» **Belge alıntısı**

Benim sitemim, partiyi kendi çıkar ve hedefleri uğruna yönlendiren kişileredir. Benim serzenişim onlara ve onlara alet olanlaradır. Benim serzenişim, bizi linç ederek, kendilerini temize çıkaran, kendilerine bir kutsallık atfeden ve şu an genel merkeze çöreklenen birkaç gruba ve birkaç klikledir.
HDP siyaseti doğru yolda mı? Bu konuda ne düşünüyorsunuz?
2015 yılında kuruluş itibari ile ciddi bir kadro ile ve çözüm süreci döneminde HDP’nin o fikriyatı ve o fikriyatı taşıyacak kadroların somutlaşması halkta büyük bir umut olmuştu. Ve ilk seçimlerde de yüzde 13,5 gibi yüksek bir rakamla, 80 milletvekili ile meclise girdi.
Ama sonrası gelişen olaylarla beraber maalesef günden güne kan kaybetmeye başladı ve özellikle Selahattin Başkanın, İdris Baluken ile 11 vekilimizin tutuklanması ve kayyumların atanması sonrasında maalesef bir toparlanma sürecine giremedi ve açıkçası mevcut iktidara, ana muhalefet ve diğer partilere karşı Türkiye’nin Orta Doğu politikasında etkin ve aktif bir siyaset üretilememiştir.
Ben istifa ettiğim üçüncü günüydü, kayyum atanmıştı ve ben bunu yine kınadım. Siirt Belediyesi Başkanına ve ailesine yapılanlara üzüldüm. Biz diyoruz ki, partisi ne olursa olsun, ırkı, dili, ideolojisi ne olursa olsun, zalime karşıyız. Mazlum da kim olursa olsun onun yanında bir duruş sergilememiz gerekiyor. Ama biz henüz bunu içselleştirip bir program haline getiremedik.
Bir zulümden haberdar olduğumuz zaman, o zulme bir tepki koymak lazım. Çünkü benim vicdanım beni rahat bırakmaz. Bizim programımız hak, adalet ve vicdan olmalı. Özeleştiri de vereceğiz ama başkalarının da fikrine saygı duyacağız.
Gelinen süreçte HDP’nin kazanımları ne oldu?
Elbette kazanımlar oldu. Meclise girilmesi ile Kürt sorunu ulusal ve uluslararası bir boyut kazandı. Özellikle barajın aşılması ile hem yurtiçi hem yurtdışı komisyonlara dahil olduk. Bu komisyonlarda Kürtlerin temsilcileri artık söz sahibi oldu ve işleyişi öğrendiler.
Özellikle Kürt halkı temsilcilerini iyi bir yere taşıdı. Ama bu konuda gereken diplomasi ve çalışmalar yürütülmüş müdür, bu tartışılır. Ama bu bir anlamda kazanımdır. Ben HDP adına meclisteki 4 vekilden biri olarak İslam Parlamentosu üyesiydim.

» **Sağlanan veriler**
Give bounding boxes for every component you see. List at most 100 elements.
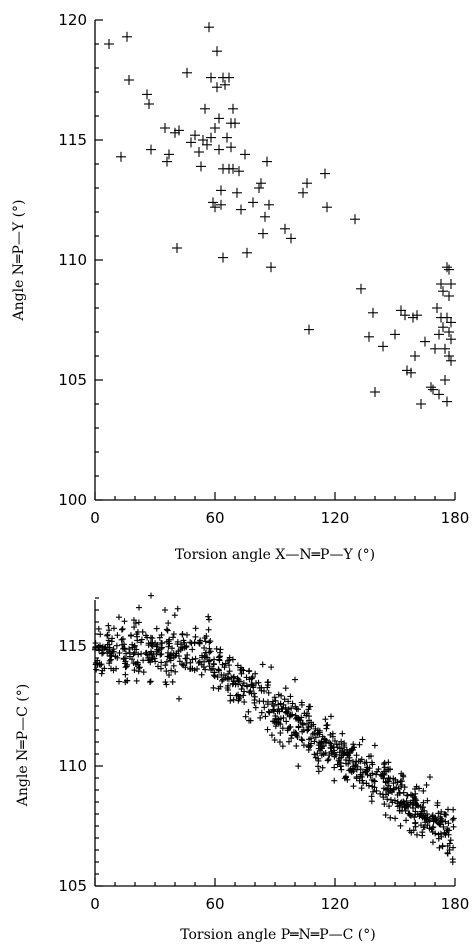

» **Yapılacaklar**
#1 Belge alıntısına göre aşağıdaki soruları yanıtlayın:
(a) HDP ilk seçimlerde kaç milletvekili ile meclise girdi?
(b) Konuşan kişi, istifa ettiğinin kaçıncı gününde kayyum atandığını söylüyor?
(c) Konuşan kişi, HDP adına hangi parlamentonun üyesiydi?
#2 HDP siyaseti üzerine söyleşiyi son cümlesinden sonra sürdürün.

» **Sıralı sonuçlar**
#1
(a) HDP ilk seçimlerde 80 milletvekili ile meclise girdi.
(b) Kayyum, konuşan kişinin istifasının üçüncü gününde atandı.
(c) Konuşan kişi, İslam Parlamentosu üyesiydi.

#2
Ben İslam Parlamentosu’nda Kürtlerin hakları ve sorunları hakkında bunu dillendirme fırsatım oldu, kayıtlara geçildi. Halk bizi güzel bir noktaya getirdi. Biz de bu görevi yerine getirmeye çalıştık. Bence sorun buradadır. Halk bedel ödedi.
Selahattin Demirtaş ilk cezaevine girdiği dönemde, "Bize asla meclisi terk etmeyin, zaten onların da istediği şey budur" demişti. Bu dönemde de bu tür tartışmalar yapıldı. Bu dönemin farklı bir yeri var 2. kez kayyum atanıyor. Kazanılmış olan mevzileri terk etmek doğru olarak kabul edilmiyor. Ama bu dönemde yine kazanıldı ve yine kayyum atandı.
Artık buna halkın da partinin de farklı demokratik meşru eylemler gerçekleştirmesi gerekir. Halkın içindeyiz demekle olmuyor, zihnen kalben halkın içinde olmak gerekiyor.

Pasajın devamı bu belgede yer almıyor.